## Start Recorded data
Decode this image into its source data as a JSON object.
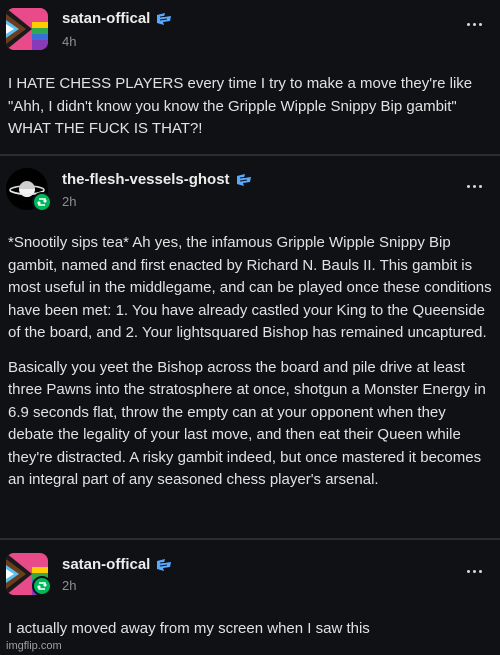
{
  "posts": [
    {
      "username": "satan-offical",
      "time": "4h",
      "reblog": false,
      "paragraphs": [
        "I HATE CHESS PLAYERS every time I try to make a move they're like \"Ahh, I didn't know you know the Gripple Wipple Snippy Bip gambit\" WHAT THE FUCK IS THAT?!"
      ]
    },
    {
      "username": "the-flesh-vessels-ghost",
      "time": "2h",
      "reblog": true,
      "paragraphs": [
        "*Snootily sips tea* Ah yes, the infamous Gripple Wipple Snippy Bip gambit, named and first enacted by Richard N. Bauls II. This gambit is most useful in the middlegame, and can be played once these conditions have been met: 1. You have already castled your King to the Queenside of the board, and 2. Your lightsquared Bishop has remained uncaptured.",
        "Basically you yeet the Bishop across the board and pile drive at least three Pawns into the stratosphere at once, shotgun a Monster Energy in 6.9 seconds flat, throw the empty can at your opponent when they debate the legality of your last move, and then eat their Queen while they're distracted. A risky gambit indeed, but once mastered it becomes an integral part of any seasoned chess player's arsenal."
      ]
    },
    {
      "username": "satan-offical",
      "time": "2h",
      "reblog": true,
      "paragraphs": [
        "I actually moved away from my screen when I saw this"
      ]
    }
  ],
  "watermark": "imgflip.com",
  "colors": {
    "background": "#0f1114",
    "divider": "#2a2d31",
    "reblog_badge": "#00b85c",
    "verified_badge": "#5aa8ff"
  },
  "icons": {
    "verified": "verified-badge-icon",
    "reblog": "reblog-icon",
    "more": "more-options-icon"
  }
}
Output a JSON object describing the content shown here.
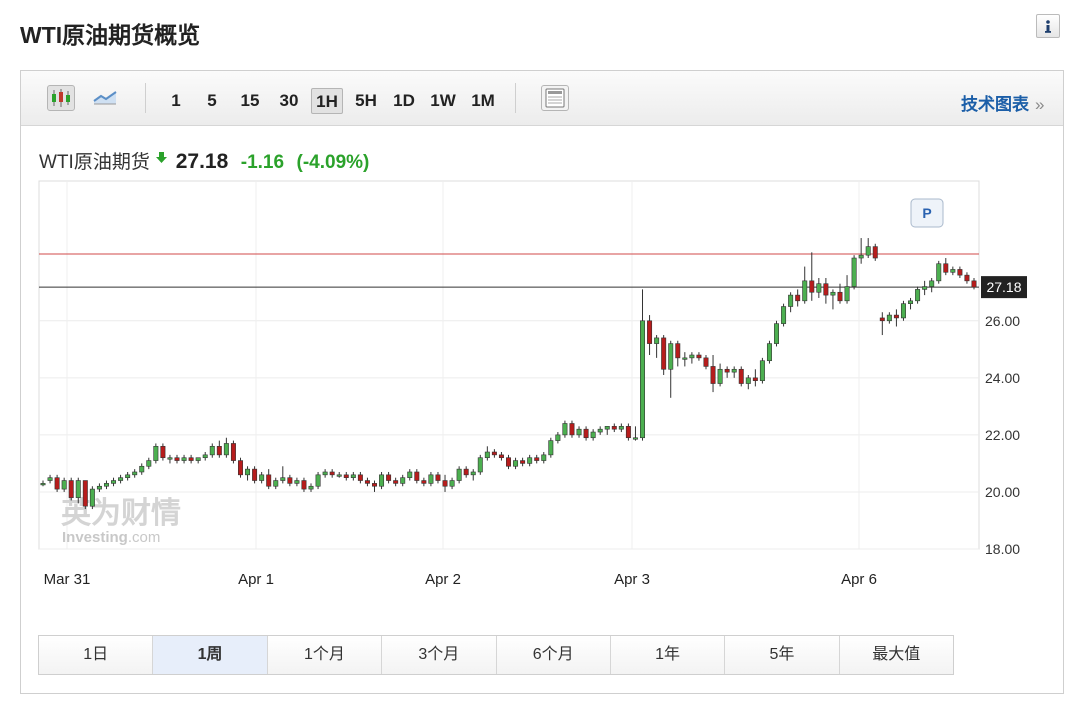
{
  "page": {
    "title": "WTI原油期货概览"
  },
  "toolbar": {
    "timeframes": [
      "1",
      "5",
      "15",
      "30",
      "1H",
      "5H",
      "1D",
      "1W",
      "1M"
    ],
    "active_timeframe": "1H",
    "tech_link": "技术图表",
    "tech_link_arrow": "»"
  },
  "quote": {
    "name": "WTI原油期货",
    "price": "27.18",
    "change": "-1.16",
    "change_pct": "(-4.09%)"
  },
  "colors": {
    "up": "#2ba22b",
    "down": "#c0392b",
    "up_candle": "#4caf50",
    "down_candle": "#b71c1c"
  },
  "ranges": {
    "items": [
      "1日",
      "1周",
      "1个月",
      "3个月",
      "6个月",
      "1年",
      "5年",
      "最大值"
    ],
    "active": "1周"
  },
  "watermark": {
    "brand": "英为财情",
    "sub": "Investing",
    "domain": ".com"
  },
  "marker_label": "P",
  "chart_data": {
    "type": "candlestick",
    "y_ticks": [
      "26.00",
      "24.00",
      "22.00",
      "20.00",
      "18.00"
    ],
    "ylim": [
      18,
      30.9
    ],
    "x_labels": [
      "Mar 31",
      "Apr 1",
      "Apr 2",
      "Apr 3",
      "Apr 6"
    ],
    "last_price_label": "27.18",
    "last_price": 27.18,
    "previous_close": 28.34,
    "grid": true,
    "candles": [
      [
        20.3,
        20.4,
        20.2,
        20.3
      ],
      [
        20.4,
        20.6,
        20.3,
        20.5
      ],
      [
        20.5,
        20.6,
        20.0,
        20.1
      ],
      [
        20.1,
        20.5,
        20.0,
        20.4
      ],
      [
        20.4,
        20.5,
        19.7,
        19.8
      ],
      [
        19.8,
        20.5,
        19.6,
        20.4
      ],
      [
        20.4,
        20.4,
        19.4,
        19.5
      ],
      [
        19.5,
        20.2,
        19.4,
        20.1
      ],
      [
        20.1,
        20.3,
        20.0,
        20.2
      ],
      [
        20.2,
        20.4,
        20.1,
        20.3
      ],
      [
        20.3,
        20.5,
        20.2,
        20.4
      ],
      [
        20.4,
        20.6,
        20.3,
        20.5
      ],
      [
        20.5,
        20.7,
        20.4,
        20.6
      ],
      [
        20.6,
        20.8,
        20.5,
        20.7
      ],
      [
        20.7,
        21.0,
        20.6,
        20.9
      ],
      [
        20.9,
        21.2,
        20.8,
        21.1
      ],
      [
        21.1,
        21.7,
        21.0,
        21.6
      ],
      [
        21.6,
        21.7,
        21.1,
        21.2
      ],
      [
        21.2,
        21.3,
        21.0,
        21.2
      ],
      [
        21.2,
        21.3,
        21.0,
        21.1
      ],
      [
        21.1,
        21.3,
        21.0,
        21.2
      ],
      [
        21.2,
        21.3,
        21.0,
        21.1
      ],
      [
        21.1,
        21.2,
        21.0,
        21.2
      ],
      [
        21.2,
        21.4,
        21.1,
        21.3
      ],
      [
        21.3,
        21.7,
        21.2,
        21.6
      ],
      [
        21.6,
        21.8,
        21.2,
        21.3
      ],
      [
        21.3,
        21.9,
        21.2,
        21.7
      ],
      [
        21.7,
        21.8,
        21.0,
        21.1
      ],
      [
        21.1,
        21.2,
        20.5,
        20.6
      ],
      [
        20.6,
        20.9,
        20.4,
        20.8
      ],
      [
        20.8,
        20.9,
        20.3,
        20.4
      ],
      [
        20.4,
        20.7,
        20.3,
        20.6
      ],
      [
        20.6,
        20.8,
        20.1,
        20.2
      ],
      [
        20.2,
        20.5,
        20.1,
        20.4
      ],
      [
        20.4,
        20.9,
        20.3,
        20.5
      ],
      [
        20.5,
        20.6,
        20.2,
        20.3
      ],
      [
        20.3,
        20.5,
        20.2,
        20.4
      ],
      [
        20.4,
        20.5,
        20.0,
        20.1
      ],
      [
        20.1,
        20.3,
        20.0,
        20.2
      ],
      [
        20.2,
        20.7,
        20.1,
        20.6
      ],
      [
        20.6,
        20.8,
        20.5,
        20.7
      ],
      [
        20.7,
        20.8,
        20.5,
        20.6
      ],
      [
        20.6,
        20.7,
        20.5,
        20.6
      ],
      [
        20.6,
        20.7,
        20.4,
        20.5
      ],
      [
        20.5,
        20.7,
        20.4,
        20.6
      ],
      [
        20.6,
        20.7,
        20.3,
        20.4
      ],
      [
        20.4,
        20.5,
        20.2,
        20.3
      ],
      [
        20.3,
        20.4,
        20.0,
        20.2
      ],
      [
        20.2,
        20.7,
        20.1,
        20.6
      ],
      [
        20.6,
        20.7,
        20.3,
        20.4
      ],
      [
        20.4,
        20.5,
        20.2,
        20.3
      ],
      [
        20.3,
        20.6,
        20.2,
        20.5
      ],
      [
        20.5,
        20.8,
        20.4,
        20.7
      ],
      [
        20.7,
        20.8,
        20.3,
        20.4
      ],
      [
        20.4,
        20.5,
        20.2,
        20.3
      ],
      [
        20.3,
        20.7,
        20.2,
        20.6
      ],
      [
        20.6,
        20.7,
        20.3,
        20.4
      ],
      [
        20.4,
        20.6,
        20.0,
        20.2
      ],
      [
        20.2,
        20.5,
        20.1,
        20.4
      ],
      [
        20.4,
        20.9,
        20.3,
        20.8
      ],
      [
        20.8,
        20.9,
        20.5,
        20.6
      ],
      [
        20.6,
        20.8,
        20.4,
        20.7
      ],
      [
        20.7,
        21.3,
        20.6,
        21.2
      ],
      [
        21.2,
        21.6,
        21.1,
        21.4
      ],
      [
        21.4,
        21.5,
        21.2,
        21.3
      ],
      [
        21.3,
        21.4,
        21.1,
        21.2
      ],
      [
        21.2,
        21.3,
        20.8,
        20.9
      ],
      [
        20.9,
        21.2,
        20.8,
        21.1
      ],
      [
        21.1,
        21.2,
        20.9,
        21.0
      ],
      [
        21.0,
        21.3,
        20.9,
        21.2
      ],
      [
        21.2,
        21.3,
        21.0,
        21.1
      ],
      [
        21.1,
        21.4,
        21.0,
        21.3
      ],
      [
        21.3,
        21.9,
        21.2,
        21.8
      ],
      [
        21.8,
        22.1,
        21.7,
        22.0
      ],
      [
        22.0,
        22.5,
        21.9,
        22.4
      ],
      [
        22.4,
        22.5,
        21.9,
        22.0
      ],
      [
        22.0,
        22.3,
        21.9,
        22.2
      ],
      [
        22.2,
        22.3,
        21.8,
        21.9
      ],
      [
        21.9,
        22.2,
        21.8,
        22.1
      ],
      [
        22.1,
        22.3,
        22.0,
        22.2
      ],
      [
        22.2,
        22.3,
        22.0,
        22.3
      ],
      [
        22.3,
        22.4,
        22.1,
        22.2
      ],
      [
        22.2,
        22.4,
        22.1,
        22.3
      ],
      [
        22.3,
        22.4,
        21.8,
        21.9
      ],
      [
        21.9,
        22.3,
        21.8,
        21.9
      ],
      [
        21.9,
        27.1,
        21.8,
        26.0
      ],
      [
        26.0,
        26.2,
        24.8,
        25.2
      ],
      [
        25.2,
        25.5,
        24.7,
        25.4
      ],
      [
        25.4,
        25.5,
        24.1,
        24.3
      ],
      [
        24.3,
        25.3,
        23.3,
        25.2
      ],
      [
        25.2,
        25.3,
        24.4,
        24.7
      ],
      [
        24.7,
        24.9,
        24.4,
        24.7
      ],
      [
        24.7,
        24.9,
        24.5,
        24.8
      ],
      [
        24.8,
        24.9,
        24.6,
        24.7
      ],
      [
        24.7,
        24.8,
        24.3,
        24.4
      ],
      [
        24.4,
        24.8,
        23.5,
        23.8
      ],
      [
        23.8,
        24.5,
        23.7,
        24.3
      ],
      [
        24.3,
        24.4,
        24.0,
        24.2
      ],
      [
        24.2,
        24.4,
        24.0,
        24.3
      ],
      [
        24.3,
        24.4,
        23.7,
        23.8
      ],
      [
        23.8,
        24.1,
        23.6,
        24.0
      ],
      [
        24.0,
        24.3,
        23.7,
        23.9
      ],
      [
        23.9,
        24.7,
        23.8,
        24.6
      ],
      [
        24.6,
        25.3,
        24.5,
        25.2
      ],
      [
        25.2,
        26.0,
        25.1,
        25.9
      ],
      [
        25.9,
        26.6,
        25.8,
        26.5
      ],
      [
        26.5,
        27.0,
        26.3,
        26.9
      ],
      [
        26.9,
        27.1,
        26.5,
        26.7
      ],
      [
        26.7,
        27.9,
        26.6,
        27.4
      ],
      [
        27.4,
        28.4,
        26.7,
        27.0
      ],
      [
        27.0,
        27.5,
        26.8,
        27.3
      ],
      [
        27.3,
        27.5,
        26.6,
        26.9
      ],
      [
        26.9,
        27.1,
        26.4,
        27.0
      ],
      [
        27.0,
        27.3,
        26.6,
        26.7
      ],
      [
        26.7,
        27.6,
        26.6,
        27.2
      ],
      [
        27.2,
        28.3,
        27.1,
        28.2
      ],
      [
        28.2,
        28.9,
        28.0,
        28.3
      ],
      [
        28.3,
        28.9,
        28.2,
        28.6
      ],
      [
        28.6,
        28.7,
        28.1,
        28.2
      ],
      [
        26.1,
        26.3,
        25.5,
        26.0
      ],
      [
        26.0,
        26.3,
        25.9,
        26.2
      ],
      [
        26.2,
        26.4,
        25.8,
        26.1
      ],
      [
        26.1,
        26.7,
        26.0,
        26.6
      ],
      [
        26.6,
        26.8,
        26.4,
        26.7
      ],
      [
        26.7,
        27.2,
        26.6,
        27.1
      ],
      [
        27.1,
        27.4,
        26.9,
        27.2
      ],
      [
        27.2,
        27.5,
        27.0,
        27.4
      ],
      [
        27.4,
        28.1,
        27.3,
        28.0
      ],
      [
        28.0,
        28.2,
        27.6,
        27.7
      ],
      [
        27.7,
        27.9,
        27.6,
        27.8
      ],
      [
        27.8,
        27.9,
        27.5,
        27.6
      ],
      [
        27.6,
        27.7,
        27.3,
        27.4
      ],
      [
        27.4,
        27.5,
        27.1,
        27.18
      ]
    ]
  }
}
## End Recorded data
▸ Problem to solve:
State how many lines in the records above contain the word "Wipple", giving only the number.

▸ The result:
2